Everything in the listing should be restated word for word.

> _EXTRACTED MATERIAL_:
= = = = =
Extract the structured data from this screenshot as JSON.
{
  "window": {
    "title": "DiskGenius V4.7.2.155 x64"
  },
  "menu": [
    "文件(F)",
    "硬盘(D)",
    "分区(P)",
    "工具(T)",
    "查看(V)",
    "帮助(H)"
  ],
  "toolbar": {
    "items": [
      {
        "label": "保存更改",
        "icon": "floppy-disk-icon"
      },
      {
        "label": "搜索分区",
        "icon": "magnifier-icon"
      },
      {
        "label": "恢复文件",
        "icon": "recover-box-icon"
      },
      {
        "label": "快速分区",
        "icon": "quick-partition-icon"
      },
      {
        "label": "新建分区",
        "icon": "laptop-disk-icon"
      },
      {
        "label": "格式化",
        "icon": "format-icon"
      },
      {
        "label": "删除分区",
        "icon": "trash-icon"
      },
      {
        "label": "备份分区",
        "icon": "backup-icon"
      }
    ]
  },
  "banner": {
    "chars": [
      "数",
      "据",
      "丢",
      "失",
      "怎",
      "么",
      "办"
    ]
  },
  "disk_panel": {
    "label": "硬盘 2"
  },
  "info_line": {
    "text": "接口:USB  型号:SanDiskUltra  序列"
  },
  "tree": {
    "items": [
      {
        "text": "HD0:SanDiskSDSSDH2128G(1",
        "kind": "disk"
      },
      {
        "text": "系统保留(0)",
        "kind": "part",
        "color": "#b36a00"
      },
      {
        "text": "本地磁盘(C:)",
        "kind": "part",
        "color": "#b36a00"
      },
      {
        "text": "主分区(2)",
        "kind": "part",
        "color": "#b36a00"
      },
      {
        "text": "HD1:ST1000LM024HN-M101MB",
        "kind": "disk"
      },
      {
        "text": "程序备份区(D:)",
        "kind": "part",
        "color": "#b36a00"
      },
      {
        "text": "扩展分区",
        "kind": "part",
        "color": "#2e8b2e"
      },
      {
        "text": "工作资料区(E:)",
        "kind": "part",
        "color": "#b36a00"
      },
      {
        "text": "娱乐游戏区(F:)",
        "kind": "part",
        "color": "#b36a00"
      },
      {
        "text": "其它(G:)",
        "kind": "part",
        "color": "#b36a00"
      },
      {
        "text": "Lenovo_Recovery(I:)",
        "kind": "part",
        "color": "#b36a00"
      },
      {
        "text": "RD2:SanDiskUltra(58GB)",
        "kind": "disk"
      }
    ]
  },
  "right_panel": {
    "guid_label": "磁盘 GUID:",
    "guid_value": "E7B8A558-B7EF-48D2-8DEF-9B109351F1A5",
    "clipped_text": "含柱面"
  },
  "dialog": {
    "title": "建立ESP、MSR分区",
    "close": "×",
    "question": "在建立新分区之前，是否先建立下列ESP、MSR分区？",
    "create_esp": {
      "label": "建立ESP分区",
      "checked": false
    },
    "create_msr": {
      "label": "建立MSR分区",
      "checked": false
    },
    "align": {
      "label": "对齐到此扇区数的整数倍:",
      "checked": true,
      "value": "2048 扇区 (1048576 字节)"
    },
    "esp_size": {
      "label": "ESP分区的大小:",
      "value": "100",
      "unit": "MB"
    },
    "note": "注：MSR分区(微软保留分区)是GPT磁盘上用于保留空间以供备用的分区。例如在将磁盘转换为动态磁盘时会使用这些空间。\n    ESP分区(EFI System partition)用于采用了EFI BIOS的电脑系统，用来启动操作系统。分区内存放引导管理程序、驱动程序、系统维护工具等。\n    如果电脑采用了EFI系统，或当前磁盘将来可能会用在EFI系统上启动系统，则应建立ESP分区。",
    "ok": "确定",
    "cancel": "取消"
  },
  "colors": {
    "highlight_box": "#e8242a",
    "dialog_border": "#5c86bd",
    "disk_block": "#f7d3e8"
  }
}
= = = = =
> _OUTPUT OF THE TASK_:
Extract the structured data from this screenshot as JSON.
{
  "window": {
    "title": "DiskGenius V4.7.2.155 x64"
  },
  "menu": [
    "文件(F)",
    "硬盘(D)",
    "分区(P)",
    "工具(T)",
    "查看(V)",
    "帮助(H)"
  ],
  "toolbar": {
    "items": [
      {
        "label": "保存更改",
        "icon": "floppy-disk-icon"
      },
      {
        "label": "搜索分区",
        "icon": "magnifier-icon"
      },
      {
        "label": "恢复文件",
        "icon": "recover-box-icon"
      },
      {
        "label": "快速分区",
        "icon": "quick-partition-icon"
      },
      {
        "label": "新建分区",
        "icon": "laptop-disk-icon"
      },
      {
        "label": "格式化",
        "icon": "format-icon"
      },
      {
        "label": "删除分区",
        "icon": "trash-icon"
      },
      {
        "label": "备份分区",
        "icon": "backup-icon"
      }
    ]
  },
  "banner": {
    "chars": [
      "数",
      "据",
      "丢",
      "失",
      "怎",
      "么",
      "办"
    ]
  },
  "disk_panel": {
    "label": "硬盘 2"
  },
  "info_line": {
    "text": "接口:USB  型号:SanDiskUltra  序列"
  },
  "tree": {
    "items": [
      {
        "text": "HD0:SanDiskSDSSDH2128G(1",
        "kind": "disk"
      },
      {
        "text": "系统保留(0)",
        "kind": "part",
        "color": "#b36a00"
      },
      {
        "text": "本地磁盘(C:)",
        "kind": "part",
        "color": "#b36a00"
      },
      {
        "text": "主分区(2)",
        "kind": "part",
        "color": "#b36a00"
      },
      {
        "text": "HD1:ST1000LM024HN-M101MB",
        "kind": "disk"
      },
      {
        "text": "程序备份区(D:)",
        "kind": "part",
        "color": "#b36a00"
      },
      {
        "text": "扩展分区",
        "kind": "part",
        "color": "#2e8b2e"
      },
      {
        "text": "工作资料区(E:)",
        "kind": "part",
        "color": "#b36a00"
      },
      {
        "text": "娱乐游戏区(F:)",
        "kind": "part",
        "color": "#b36a00"
      },
      {
        "text": "其它(G:)",
        "kind": "part",
        "color": "#b36a00"
      },
      {
        "text": "Lenovo_Recovery(I:)",
        "kind": "part",
        "color": "#b36a00"
      },
      {
        "text": "RD2:SanDiskUltra(58GB)",
        "kind": "disk"
      }
    ]
  },
  "right_panel": {
    "guid_label": "磁盘 GUID:",
    "guid_value": "E7B8A558-B7EF-48D2-8DEF-9B109351F1A5",
    "clipped_text": "含柱面"
  },
  "dialog": {
    "title": "建立ESP、MSR分区",
    "close": "×",
    "question": "在建立新分区之前，是否先建立下列ESP、MSR分区？",
    "create_esp": {
      "label": "建立ESP分区",
      "checked": false
    },
    "create_msr": {
      "label": "建立MSR分区",
      "checked": false
    },
    "align": {
      "label": "对齐到此扇区数的整数倍:",
      "checked": true,
      "value": "2048 扇区 (1048576 字节)"
    },
    "esp_size": {
      "label": "ESP分区的大小:",
      "value": "100",
      "unit": "MB"
    },
    "note": "注：MSR分区(微软保留分区)是GPT磁盘上用于保留空间以供备用的分区。例如在将磁盘转换为动态磁盘时会使用这些空间。\n    ESP分区(EFI System partition)用于采用了EFI BIOS的电脑系统，用来启动操作系统。分区内存放引导管理程序、驱动程序、系统维护工具等。\n    如果电脑采用了EFI系统，或当前磁盘将来可能会用在EFI系统上启动系统，则应建立ESP分区。",
    "ok": "确定",
    "cancel": "取消"
  },
  "colors": {
    "highlight_box": "#e8242a",
    "dialog_border": "#5c86bd",
    "disk_block": "#f7d3e8"
  }
}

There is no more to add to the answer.